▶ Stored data

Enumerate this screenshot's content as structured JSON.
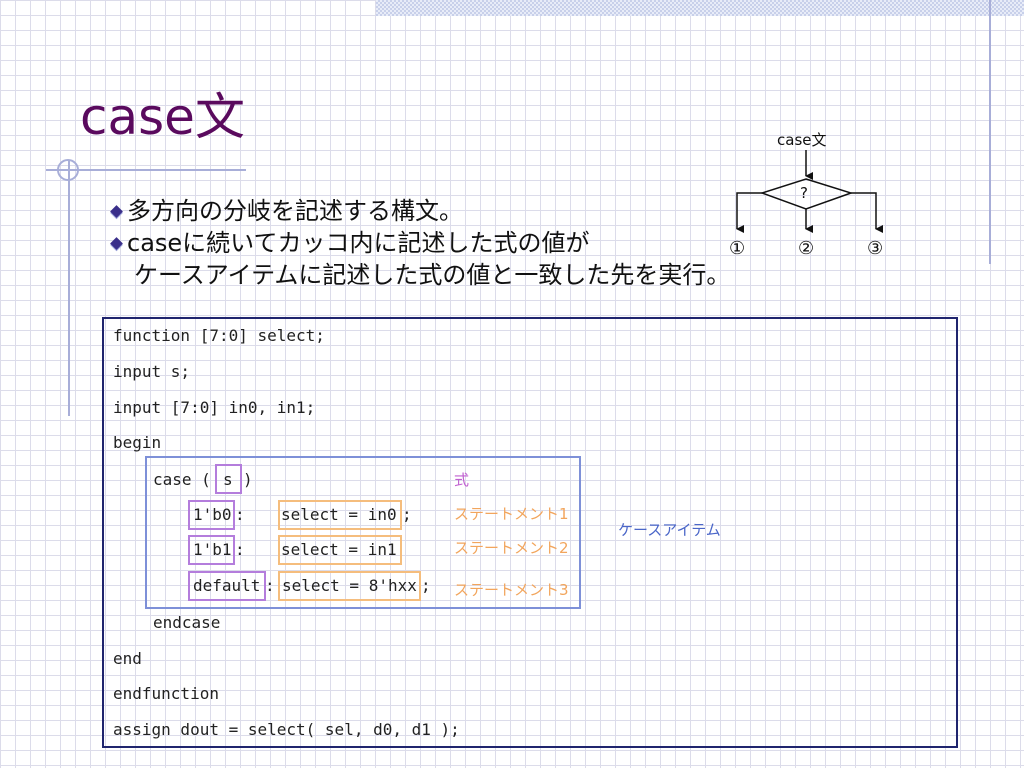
{
  "title": "case文",
  "bullets": [
    "多方向の分岐を記述する構文。",
    "caseに続いてカッコ内に記述した式の値が",
    "ケースアイテムに記述した式の値と一致した先を実行。"
  ],
  "flowchart": {
    "label": "case文",
    "condition": "?",
    "branches": [
      "①",
      "②",
      "③"
    ]
  },
  "code": {
    "line1": "function [7:0] select;",
    "line2": "input s;",
    "line3": "input [7:0] in0, in1;",
    "line4": "begin",
    "case_kw": "case (",
    "case_expr": "s",
    "case_close": ")",
    "item1_value": "1'b0",
    "item1_colon": ":",
    "item1_stmt": "select = in0",
    "item1_semi": ";",
    "item2_value": "1'b1",
    "item2_colon": ":",
    "item2_stmt": "select = in1",
    "item3_value": "default",
    "item3_colon": ":",
    "item3_stmt": "select = 8'hxx",
    "item3_semi": ";",
    "endcase": "endcase",
    "end": "end",
    "endfunction": "endfunction",
    "assign": "assign dout = select( sel, d0, d1 );"
  },
  "annotations": {
    "expr": "式",
    "stmt1": "ステートメント1",
    "stmt2": "ステートメント2",
    "stmt3": "ステートメント3",
    "case_items": "ケースアイテム"
  },
  "colors": {
    "title": "#5a0a5e",
    "code_border": "#20256e",
    "case_items": "#7e90d8",
    "expression": "#b47ddc",
    "statement": "#f5bd7d"
  }
}
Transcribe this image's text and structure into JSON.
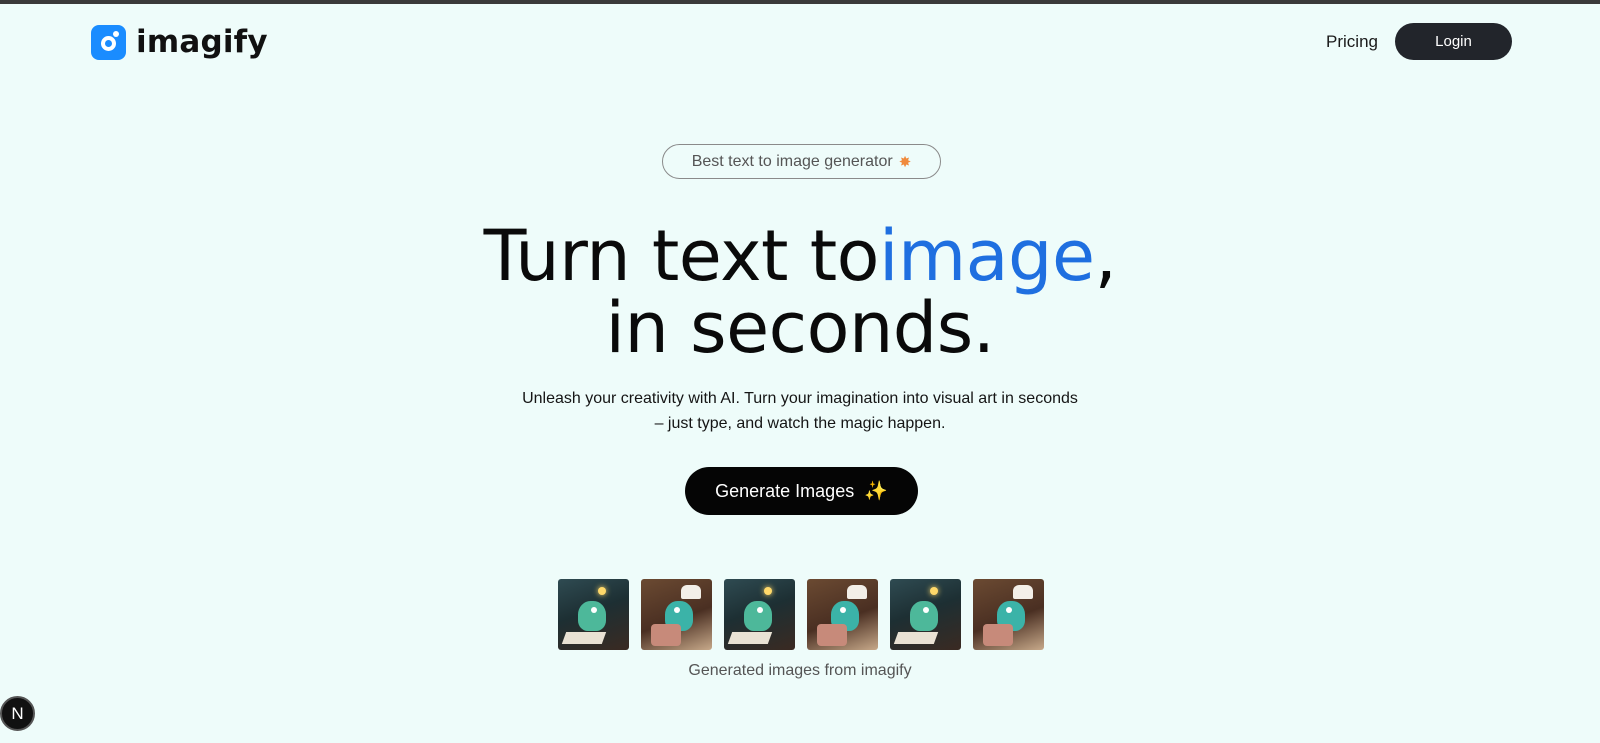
{
  "brand": {
    "name": "imagify",
    "icon": "imagify-logo-icon",
    "color": "#1a8cff"
  },
  "nav": {
    "pricing": "Pricing",
    "login": "Login"
  },
  "hero": {
    "badge": "Best text to image generator",
    "badge_icon": "starburst-icon",
    "title_part1": "Turn text to",
    "title_accent": "image",
    "title_comma": ",",
    "title_line2": "in seconds.",
    "accent_color": "#1f6fe0",
    "subtitle_line1": "Unleash your creativity with AI. Turn your imagination into visual art in seconds",
    "subtitle_line2": "– just type, and watch the magic happen.",
    "cta": "Generate Images",
    "cta_icon": "sparkles-icon"
  },
  "gallery": {
    "caption": "Generated images from imagify",
    "images": [
      "sample-image-monster-writing",
      "sample-image-monster-chef-cake",
      "sample-image-monster-writing",
      "sample-image-monster-chef-cake",
      "sample-image-monster-writing",
      "sample-image-monster-chef-cake"
    ]
  },
  "dev_badge": {
    "label": "N"
  }
}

▶ PROBLEM STATEMENT
Exclude the pictures and repeat every other part of the records word for word.

▶ THE ANSWER
Enumerate this screenshot's content as structured JSON.
{
  "title": "case文",
  "bullets": [
    "多方向の分岐を記述する構文。",
    "caseに続いてカッコ内に記述した式の値が",
    "ケースアイテムに記述した式の値と一致した先を実行。"
  ],
  "flowchart": {
    "label": "case文",
    "condition": "?",
    "branches": [
      "①",
      "②",
      "③"
    ]
  },
  "code": {
    "line1": "function [7:0] select;",
    "line2": "input s;",
    "line3": "input [7:0] in0, in1;",
    "line4": "begin",
    "case_kw": "case (",
    "case_expr": "s",
    "case_close": ")",
    "item1_value": "1'b0",
    "item1_colon": ":",
    "item1_stmt": "select = in0",
    "item1_semi": ";",
    "item2_value": "1'b1",
    "item2_colon": ":",
    "item2_stmt": "select = in1",
    "item3_value": "default",
    "item3_colon": ":",
    "item3_stmt": "select = 8'hxx",
    "item3_semi": ";",
    "endcase": "endcase",
    "end": "end",
    "endfunction": "endfunction",
    "assign": "assign dout = select( sel, d0, d1 );"
  },
  "annotations": {
    "expr": "式",
    "stmt1": "ステートメント1",
    "stmt2": "ステートメント2",
    "stmt3": "ステートメント3",
    "case_items": "ケースアイテム"
  },
  "colors": {
    "title": "#5a0a5e",
    "code_border": "#20256e",
    "case_items": "#7e90d8",
    "expression": "#b47ddc",
    "statement": "#f5bd7d"
  }
}
Transcribe this image's text and structure into JSON.
{
  "brand": {
    "name": "imagify",
    "icon": "imagify-logo-icon",
    "color": "#1a8cff"
  },
  "nav": {
    "pricing": "Pricing",
    "login": "Login"
  },
  "hero": {
    "badge": "Best text to image generator",
    "badge_icon": "starburst-icon",
    "title_part1": "Turn text to",
    "title_accent": "image",
    "title_comma": ",",
    "title_line2": "in seconds.",
    "accent_color": "#1f6fe0",
    "subtitle_line1": "Unleash your creativity with AI. Turn your imagination into visual art in seconds",
    "subtitle_line2": "– just type, and watch the magic happen.",
    "cta": "Generate Images",
    "cta_icon": "sparkles-icon"
  },
  "gallery": {
    "caption": "Generated images from imagify",
    "images": [
      "sample-image-monster-writing",
      "sample-image-monster-chef-cake",
      "sample-image-monster-writing",
      "sample-image-monster-chef-cake",
      "sample-image-monster-writing",
      "sample-image-monster-chef-cake"
    ]
  },
  "dev_badge": {
    "label": "N"
  }
}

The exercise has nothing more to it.